Su tarea:
Retome la reseña sobre la película Efectos Especiales y prosiga el texto a partir de su última oración.
═════ Extracto de la fuente ═════
Efectos Especiales (Special Effects)

La glorificación del don nadie

Por Emiliano Fernández

Resulta muy hilarante que en el mismo año en que Brian De Palma nos regaló Doble de Cuerpo (Body Double, 1984), una de sus películas más suntuosas y hitchcockianas con claros elementos tomados prestados de La Ventana Indiscreta (Rear Window, 1954), La Llamada Fatal (Dial M for Murder, 1954) y sobre todo Vértigo (1958), el destino haya querido que el inefable Larry Cohen ofrezca su propia versión de esta última película de Alfred Hitchcock mediante la prodigiosa Efectos Especiales (Special Effects, 1984), jugada azarosa que unifica a ambas realizaciones bajo determinados ejes en común, como por ejemplo la obsesión romántica, el intercambio identitario, el voyeurismo, la manipulación más prosaica y la sátira intra gremio cinematográfico, y en simultáneo diferencia a los dos films ya que la fastuosidad y aquel preciosismo de la fotografía de Stephen H. Burum y la música de Pino Donaggio, correspondientes al opus de De Palma, poco tienen que ver con el gracioso sustrato grasiento de sus homólogas del trabajo de bajo presupuesto de Cohen, a cargo de Paul Glickman y Michael Minard, respectivamente. Ahora bien, en lo que atañe en concreto al terreno de las ideas iconoclastas y/ o sarcásticas, ambas películas están repletas de ellas y hasta se podría afirmar que la perspectiva hiper underground de Cohen supera en virulencia ideológica a lo hecho por De Palma gracias a que se tira de cabeza en la pileta de un terrorismo metadiscursivo insólito a través del cual va más allá del ardid de presentarnos variantes del falso culpable, el testigo creado a conveniencia o la incriminación del perejil de turno porque en sí apuesta a incorporar como núcleo del relato a la fascinación hipnótica tragicómica del séptimo arte y a un director ególatra en decadencia, típico “niño mimado” de Hollywood que gastó 30 millones de dólares en efectos especiales y eventualmente fue echado de su propio rodaje por pasarse de presupuesto y caprichos varios del montón, quien para colmo de males es adepto a filmar a escondidas sus encuentros sexuales pasajeros al punto de eventualmente traspasar la frontera que separa al coito fetichizado de la muerte y convertirse en artífice de un corto improvisado de cine snuff cuando asesina a una chica que descubre que está siendo grabada sin su consentimiento y que de inmediato decide burlarse del realizador, tanto por sus desgracias recientes como por su “virilidad alicaída”.
═════ Listado proporcionado ═════
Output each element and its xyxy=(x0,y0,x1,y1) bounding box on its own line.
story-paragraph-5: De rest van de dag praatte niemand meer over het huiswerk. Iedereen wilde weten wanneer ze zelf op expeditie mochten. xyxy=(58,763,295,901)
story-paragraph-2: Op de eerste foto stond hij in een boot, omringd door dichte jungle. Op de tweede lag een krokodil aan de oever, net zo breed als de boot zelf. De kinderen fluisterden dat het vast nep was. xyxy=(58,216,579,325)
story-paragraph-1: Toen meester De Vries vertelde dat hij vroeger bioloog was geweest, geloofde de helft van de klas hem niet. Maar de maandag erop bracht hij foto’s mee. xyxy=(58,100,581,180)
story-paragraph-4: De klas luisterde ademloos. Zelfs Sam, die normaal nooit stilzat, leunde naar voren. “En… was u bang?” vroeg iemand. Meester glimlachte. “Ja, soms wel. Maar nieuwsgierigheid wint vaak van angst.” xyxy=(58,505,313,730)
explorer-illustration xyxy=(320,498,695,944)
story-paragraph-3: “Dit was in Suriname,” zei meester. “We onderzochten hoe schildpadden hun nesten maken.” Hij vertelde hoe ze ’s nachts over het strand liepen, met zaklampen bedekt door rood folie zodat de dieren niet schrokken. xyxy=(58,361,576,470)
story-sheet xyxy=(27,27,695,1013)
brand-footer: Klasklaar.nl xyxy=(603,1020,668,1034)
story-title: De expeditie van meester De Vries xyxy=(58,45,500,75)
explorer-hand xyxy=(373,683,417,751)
═════
Respuesta:
 

Prácticamente todos los personajes tienen la psiquis partida o gustan de saltar de un plano de la existencia a otro para moverse en una coyuntura bien distinta y a veces bastante confusa, basta con pensar en la protagonista inicial, una mujer en la gloriosa piel de Zoë Tamerlis que responde al nombre profesional de Andrea Wilcox, léase cuando trabaja en la industria pornográfica, y de Mary Jean en materia de su contexto familiar o de cuna, siendo precisamente por ese nombre que la conoce su joven esposo, Keefe Waterman (Brad Rijn), el cual viajó del campo profundo a Nueva York para buscarla y llevarla de nuevo ante su hijo pequeño, un nene que abandonó en pos de una carrera como actriz en la Gran Manzana que derivó en esencia en sesiones de modelaje porno ante onanistas furiosos con cámaras de fotos cual cazadores en un safari erótico. Waterman, de hecho, la encuentra en esos menesteres y la conduce hacia su departamento para que recoja sus cosas y regresarla al hogar del matrimonio, no obstante la chica lo engaña diciéndole que está en contacto con el cineasta famoso en cuestión, Christopher Neville (Eric Bogosian), y se escapa sin más para presentarse en el voluminoso hogar del magnate en crisis del séptimo arte, donde muere cuando surge una discusión por la cámara detrás de un espejo destinada a registrar la sesión amatoria. A partir de este momento Neville se obsesiona con rodar un film utilizando el metraje que tiene de sí mismo fuera de campo asesinando a Wilcox, para lo cual suma al proyecto no sólo al detective del caso de homicidio en calidad de “asesor técnico”, un tal Philip Delroy (Kevin O’Connor) que sospecha del marido de la occisa en especial porque el cadáver apareció en el auto del hombre, sino además al propio Keefe, a quien le pone un abogado de alto perfil y saca de la cárcel pagándole esa fianza dictaminada por falta de pruebas. Cuando el director le dice a Waterman que necesita la ropa de Andrea, el joven trata de recuperarla luego de haberla donado al Ejército de Salvación, donde conoce a una voluntaria idéntica a su esposa, Elaine Bernstein (Tamerlis de nuevo), que por supuesto también participará del rodaje de la película tiñendo su pelo castaño de rubio y dejándose someter bajo la promesa de una fama que supuestamente llegará reconstruyendo el devenir de Wilcox, enfrentada a su marido y estrangulada por el siempre maquiavélico Christopher.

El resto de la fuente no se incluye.